[Recorded data]
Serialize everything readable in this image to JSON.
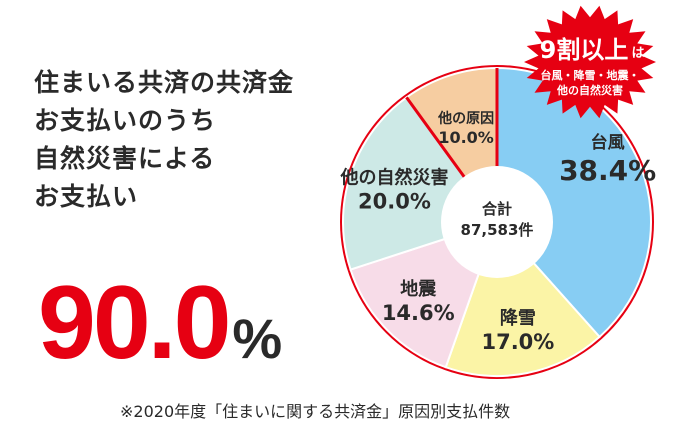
{
  "heading": {
    "lines": [
      "住まいる共済の共済金",
      "お支払いのうち",
      "自然災害による",
      "お支払い"
    ]
  },
  "highlight": {
    "value": "90.0",
    "unit": "%"
  },
  "footnote": "※2020年度「住まいに関する共済金」原因別支払件数",
  "badge": {
    "main": "9割以上",
    "suffix": "は",
    "line1": "台風・降雪・地震・",
    "line2": "他の自然災害"
  },
  "chart_data": {
    "type": "pie",
    "center_label": [
      "合計",
      "87,583件"
    ],
    "slices": [
      {
        "name": "台風",
        "value": 38.4,
        "label": "38.4%",
        "color": "#87cdf3"
      },
      {
        "name": "降雪",
        "value": 17.0,
        "label": "17.0%",
        "color": "#fbf4a6"
      },
      {
        "name": "地震",
        "value": 14.6,
        "label": "14.6%",
        "color": "#f7dce8"
      },
      {
        "name": "他の自然災害",
        "value": 20.0,
        "label": "20.0%",
        "color": "#cde9e6"
      },
      {
        "name": "他の原因",
        "value": 10.0,
        "label": "10.0%",
        "color": "#f6cda1"
      }
    ],
    "outline_color": "#e60012"
  }
}
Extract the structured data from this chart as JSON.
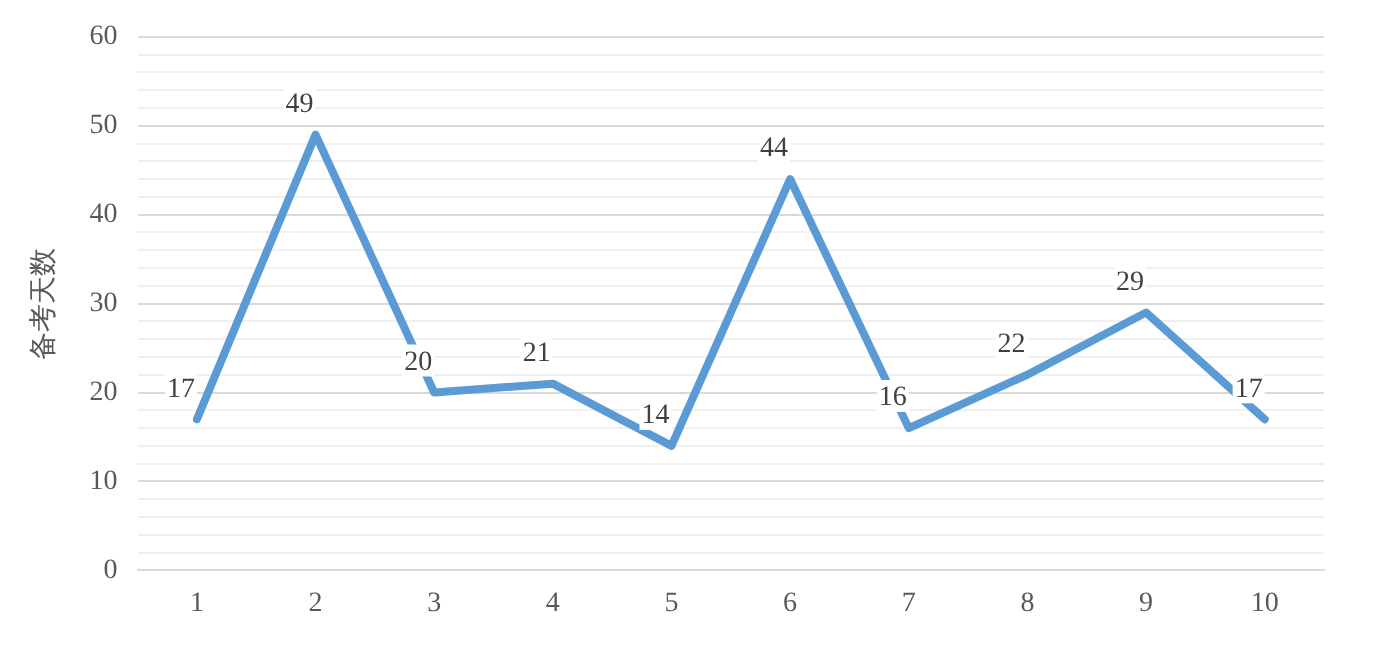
{
  "chart_data": {
    "type": "line",
    "ylabel": "备考天数",
    "categories": [
      "1",
      "2",
      "3",
      "4",
      "5",
      "6",
      "7",
      "8",
      "9",
      "10"
    ],
    "series": [
      {
        "color": "#5b9bd5",
        "values": [
          17,
          49,
          20,
          21,
          14,
          44,
          16,
          22,
          29,
          17
        ]
      }
    ],
    "ylim": [
      0,
      60
    ],
    "yticks": [
      0,
      {
        "value": 2,
        "label": null
      },
      {
        "value": 4,
        "label": null
      },
      {
        "value": 6,
        "label": null
      },
      {
        "value": 8,
        "label": null
      },
      10,
      {
        "value": 12,
        "label": null
      },
      {
        "value": 14,
        "label": null
      },
      {
        "value": 16,
        "label": null
      },
      {
        "value": 18,
        "label": null
      },
      20,
      {
        "value": 22,
        "label": null
      },
      {
        "value": 24,
        "label": null
      },
      {
        "value": 26,
        "label": null
      },
      {
        "value": 28,
        "label": null
      },
      30,
      {
        "value": 32,
        "label": null
      },
      {
        "value": 34,
        "label": null
      },
      {
        "value": 36,
        "label": null
      },
      {
        "value": 38,
        "label": null
      },
      40,
      {
        "value": 42,
        "label": null
      },
      {
        "value": 44,
        "label": null
      },
      {
        "value": 46,
        "label": null
      },
      {
        "value": 48,
        "label": null
      },
      50,
      {
        "value": 52,
        "label": null
      },
      {
        "value": 54,
        "label": null
      },
      {
        "value": 56,
        "label": null
      },
      {
        "value": 58,
        "label": null
      },
      60
    ],
    "grid": "y",
    "legend": false,
    "marker": "none",
    "line_style": "solid",
    "data_labels": true
  }
}
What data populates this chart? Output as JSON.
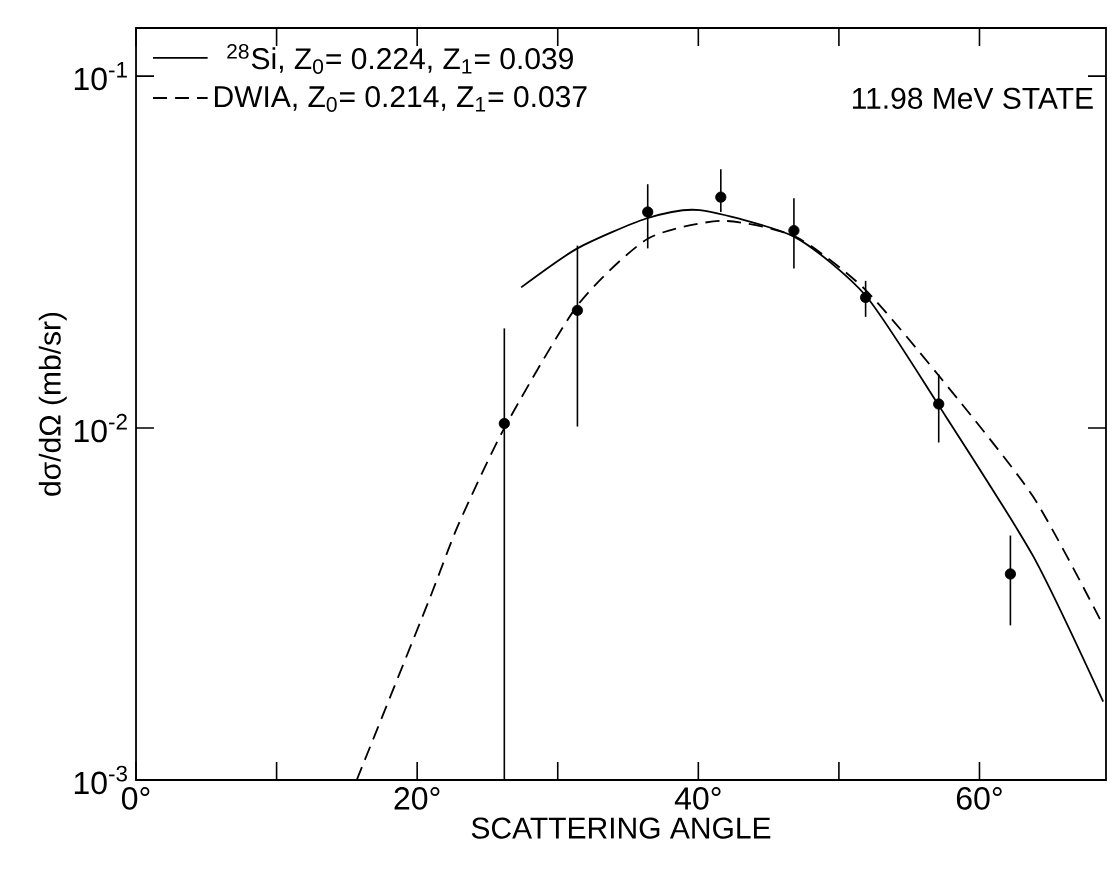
{
  "chart_data": {
    "type": "line",
    "xlabel": "SCATTERING ANGLE",
    "ylabel": "dσ/dΩ (mb/sr)",
    "log": "y",
    "xlim": [
      0,
      69
    ],
    "ylim": [
      0.001,
      0.137
    ],
    "xticks": [
      {
        "value": 0,
        "label": "0°"
      },
      {
        "value": 10,
        "label": null
      },
      {
        "value": 20,
        "label": "20°"
      },
      {
        "value": 30,
        "label": null
      },
      {
        "value": 40,
        "label": "40°"
      },
      {
        "value": 50,
        "label": null
      },
      {
        "value": 60,
        "label": "60°"
      }
    ],
    "yticks": [
      {
        "value": 0.001,
        "label": "10$^{-3}$"
      },
      {
        "value": 0.01,
        "label": "10$^{-2}$"
      },
      {
        "value": 0.1,
        "label": "10$^{-1}$"
      }
    ],
    "legend": "top left",
    "marker": "circle",
    "annotations": [
      "11.98 MeV STATE"
    ],
    "series": [
      {
        "name": "$^{28}$Si, Z$_{0}$= 0.224, Z$_{1}$= 0.039",
        "type": "line",
        "line_style": "solid",
        "marker": "none",
        "color": "#000000",
        "x": [
          27.4,
          31.4,
          36.3,
          40.1,
          46.8,
          51.9,
          57.1,
          63.8,
          68.8
        ],
        "values": [
          0.0251,
          0.0324,
          0.0394,
          0.0416,
          0.035,
          0.0238,
          0.0116,
          0.00434,
          0.00167
        ]
      },
      {
        "name": "DWIA, Z$_{0}$= 0.214, Z$_{1}$= 0.037",
        "type": "line",
        "line_style": "dashed",
        "marker": "none",
        "color": "#000000",
        "x": [
          15.7,
          20.8,
          22.9,
          26.2,
          31.4,
          36.4,
          41.7,
          46.9,
          51.8,
          57.1,
          63.8,
          68.8
        ],
        "values": [
          0.001,
          0.00321,
          0.00528,
          0.01,
          0.0223,
          0.0345,
          0.0388,
          0.035,
          0.0249,
          0.0141,
          0.0064,
          0.00275
        ]
      },
      {
        "type": "scatter",
        "color": "#000000",
        "x": [
          26.2,
          31.4,
          36.4,
          41.6,
          46.8,
          51.9,
          57.1,
          62.2
        ],
        "values": [
          0.0103,
          0.0216,
          0.0411,
          0.0453,
          0.0364,
          0.0235,
          0.0117,
          0.00385
        ],
        "errors": [
          [
            0.001,
            0.0192
          ],
          [
            0.0101,
            0.033
          ],
          [
            0.0324,
            0.0493
          ],
          [
            0.0411,
            0.0544
          ],
          [
            0.0284,
            0.045
          ],
          [
            0.0207,
            0.0262
          ],
          [
            0.0091,
            0.0142
          ],
          [
            0.00275,
            0.00495
          ]
        ]
      }
    ]
  }
}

STATED GOAL
Set down the material above as is, without any pictures.

EXERCISE RESULT
Serialize everything readable in this image to JSON.
{
  "heading": {
    "lines": [
      "住まいる共済の共済金",
      "お支払いのうち",
      "自然災害による",
      "お支払い"
    ]
  },
  "highlight": {
    "value": "90.0",
    "unit": "%"
  },
  "footnote": "※2020年度「住まいに関する共済金」原因別支払件数",
  "badge": {
    "main": "9割以上",
    "suffix": "は",
    "line1": "台風・降雪・地震・",
    "line2": "他の自然災害"
  },
  "chart_data": {
    "type": "pie",
    "center_label": [
      "合計",
      "87,583件"
    ],
    "slices": [
      {
        "name": "台風",
        "value": 38.4,
        "label": "38.4%",
        "color": "#87cdf3"
      },
      {
        "name": "降雪",
        "value": 17.0,
        "label": "17.0%",
        "color": "#fbf4a6"
      },
      {
        "name": "地震",
        "value": 14.6,
        "label": "14.6%",
        "color": "#f7dce8"
      },
      {
        "name": "他の自然災害",
        "value": 20.0,
        "label": "20.0%",
        "color": "#cde9e6"
      },
      {
        "name": "他の原因",
        "value": 10.0,
        "label": "10.0%",
        "color": "#f6cda1"
      }
    ],
    "outline_color": "#e60012"
  }
}
Extract the structured data from this chart as JSON.
{
  "chart_data": {
    "type": "line",
    "ylabel": "备考天数",
    "categories": [
      "1",
      "2",
      "3",
      "4",
      "5",
      "6",
      "7",
      "8",
      "9",
      "10"
    ],
    "series": [
      {
        "color": "#5b9bd5",
        "values": [
          17,
          49,
          20,
          21,
          14,
          44,
          16,
          22,
          29,
          17
        ]
      }
    ],
    "ylim": [
      0,
      60
    ],
    "yticks": [
      0,
      {
        "value": 2,
        "label": null
      },
      {
        "value": 4,
        "label": null
      },
      {
        "value": 6,
        "label": null
      },
      {
        "value": 8,
        "label": null
      },
      10,
      {
        "value": 12,
        "label": null
      },
      {
        "value": 14,
        "label": null
      },
      {
        "value": 16,
        "label": null
      },
      {
        "value": 18,
        "label": null
      },
      20,
      {
        "value": 22,
        "label": null
      },
      {
        "value": 24,
        "label": null
      },
      {
        "value": 26,
        "label": null
      },
      {
        "value": 28,
        "label": null
      },
      30,
      {
        "value": 32,
        "label": null
      },
      {
        "value": 34,
        "label": null
      },
      {
        "value": 36,
        "label": null
      },
      {
        "value": 38,
        "label": null
      },
      40,
      {
        "value": 42,
        "label": null
      },
      {
        "value": 44,
        "label": null
      },
      {
        "value": 46,
        "label": null
      },
      {
        "value": 48,
        "label": null
      },
      50,
      {
        "value": 52,
        "label": null
      },
      {
        "value": 54,
        "label": null
      },
      {
        "value": 56,
        "label": null
      },
      {
        "value": 58,
        "label": null
      },
      60
    ],
    "grid": "y",
    "legend": false,
    "marker": "none",
    "line_style": "solid",
    "data_labels": true
  }
}
What data populates this chart? Output as JSON.
{
  "chart_data": {
    "type": "line",
    "xlabel": "SCATTERING ANGLE",
    "ylabel": "dσ/dΩ (mb/sr)",
    "log": "y",
    "xlim": [
      0,
      69
    ],
    "ylim": [
      0.001,
      0.137
    ],
    "xticks": [
      {
        "value": 0,
        "label": "0°"
      },
      {
        "value": 10,
        "label": null
      },
      {
        "value": 20,
        "label": "20°"
      },
      {
        "value": 30,
        "label": null
      },
      {
        "value": 40,
        "label": "40°"
      },
      {
        "value": 50,
        "label": null
      },
      {
        "value": 60,
        "label": "60°"
      }
    ],
    "yticks": [
      {
        "value": 0.001,
        "label": "10$^{-3}$"
      },
      {
        "value": 0.01,
        "label": "10$^{-2}$"
      },
      {
        "value": 0.1,
        "label": "10$^{-1}$"
      }
    ],
    "legend": "top left",
    "marker": "circle",
    "annotations": [
      "11.98 MeV STATE"
    ],
    "series": [
      {
        "name": "$^{28}$Si, Z$_{0}$= 0.224, Z$_{1}$= 0.039",
        "type": "line",
        "line_style": "solid",
        "marker": "none",
        "color": "#000000",
        "x": [
          27.4,
          31.4,
          36.3,
          40.1,
          46.8,
          51.9,
          57.1,
          63.8,
          68.8
        ],
        "values": [
          0.0251,
          0.0324,
          0.0394,
          0.0416,
          0.035,
          0.0238,
          0.0116,
          0.00434,
          0.00167
        ]
      },
      {
        "name": "DWIA, Z$_{0}$= 0.214, Z$_{1}$= 0.037",
        "type": "line",
        "line_style": "dashed",
        "marker": "none",
        "color": "#000000",
        "x": [
          15.7,
          20.8,
          22.9,
          26.2,
          31.4,
          36.4,
          41.7,
          46.9,
          51.8,
          57.1,
          63.8,
          68.8
        ],
        "values": [
          0.001,
          0.00321,
          0.00528,
          0.01,
          0.0223,
          0.0345,
          0.0388,
          0.035,
          0.0249,
          0.0141,
          0.0064,
          0.00275
        ]
      },
      {
        "type": "scatter",
        "color": "#000000",
        "x": [
          26.2,
          31.4,
          36.4,
          41.6,
          46.8,
          51.9,
          57.1,
          62.2
        ],
        "values": [
          0.0103,
          0.0216,
          0.0411,
          0.0453,
          0.0364,
          0.0235,
          0.0117,
          0.00385
        ],
        "errors": [
          [
            0.001,
            0.0192
          ],
          [
            0.0101,
            0.033
          ],
          [
            0.0324,
            0.0493
          ],
          [
            0.0411,
            0.0544
          ],
          [
            0.0284,
            0.045
          ],
          [
            0.0207,
            0.0262
          ],
          [
            0.0091,
            0.0142
          ],
          [
            0.00275,
            0.00495
          ]
        ]
      }
    ]
  }
}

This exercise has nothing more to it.